From the first line to the last, retype the records exactly and skip the pictures.

━━ SOURCE INFORMATION

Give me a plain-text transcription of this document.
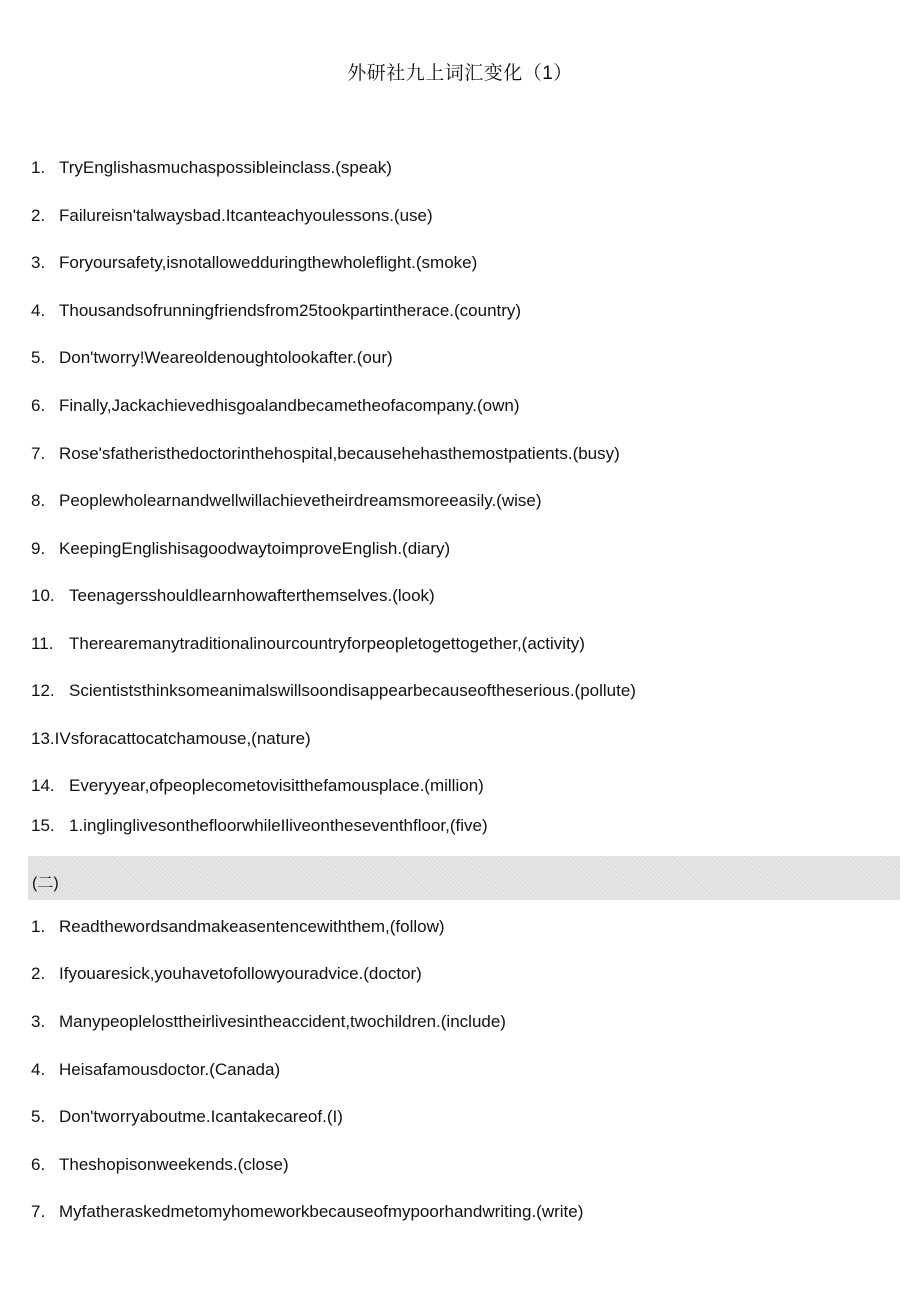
外研社九上词汇变化（1）
1. TryEnglishasmuchaspossibleinclass.(speak)
2. Failureisn'talwaysbad.Itcanteachyoulessons.(use)
3. Foryoursafety,isnotallowedduringthewholeflight.(smoke)
4. Thousandsofrunningfriendsfrom25tookpartintherace.(country)
5. Don'tworry!Weareoldenoughtolookafter.(our)
6. Finally,Jackachievedhisgoalandbecametheofacompany.(own)
7. Rose'sfatheristhedoctorinthehospital,becausehehasthemostpatients.(busy)
8. Peoplewholearnandwellwillachievetheirdreamsmoreeasily.(wise)
9. KeepingEnglishisagoodwaytoimproveEnglish.(diary)
10. Teenagersshouldlearnhowafterthemselves.(look)
11. Therearemanytraditionalinourcountryforpeopletogettogether,(activity)
12. Scientiststhinksomeanimalswillsoondisappearbecauseoftheserious.(pollute)
13.IVsforacattocatchamouse,(nature)
14. Everyyear,ofpeoplecometovisitthefamousplace.(million)
15. 1.inglinglivesonthefloorwhileIliveontheseventhfloor,(five)
(二)
1. Readthewordsandmakeasentencewiththem,(follow)
2. Ifyouaresick,youhavetofollowyouradvice.(doctor)
3. Manypeoplelosttheirlivesintheaccident,twochildren.(include)
4. Heisafamousdoctor.(Canada)
5. Don'tworryaboutme.Icantakecareof.(I)
6. Theshopisonweekends.(close)
7. Myfatheraskedmetomyhomeworkbecauseofmypoorhandwriting.(write)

━━━━

**TASK RESULT:**
Give me a plain-text transcription of this document.
外研社九上词汇变化（1）
1. TryEnglishasmuchaspossibleinclass.(speak)
2. Failureisn'talwaysbad.Itcanteachyoulessons.(use)
3. Foryoursafety,isnotallowedduringthewholeflight.(smoke)
4. Thousandsofrunningfriendsfrom25tookpartintherace.(country)
5. Don'tworry!Weareoldenoughtolookafter.(our)
6. Finally,Jackachievedhisgoalandbecametheofacompany.(own)
7. Rose'sfatheristhedoctorinthehospital,becausehehasthemostpatients.(busy)
8. Peoplewholearnandwellwillachievetheirdreamsmoreeasily.(wise)
9. KeepingEnglishisagoodwaytoimproveEnglish.(diary)
10. Teenagersshouldlearnhowafterthemselves.(look)
11. Therearemanytraditionalinourcountryforpeopletogettogether,(activity)
12. Scientiststhinksomeanimalswillsoondisappearbecauseoftheserious.(pollute)
13.IVsforacattocatchamouse,(nature)
14. Everyyear,ofpeoplecometovisitthefamousplace.(million)
15. 1.inglinglivesonthefloorwhileIliveontheseventhfloor,(five)
(二)
1. Readthewordsandmakeasentencewiththem,(follow)
2. Ifyouaresick,youhavetofollowyouradvice.(doctor)
3. Manypeoplelosttheirlivesintheaccident,twochildren.(include)
4. Heisafamousdoctor.(Canada)
5. Don'tworryaboutme.Icantakecareof.(I)
6. Theshopisonweekends.(close)
7. Myfatheraskedmetomyhomeworkbecauseofmypoorhandwriting.(write)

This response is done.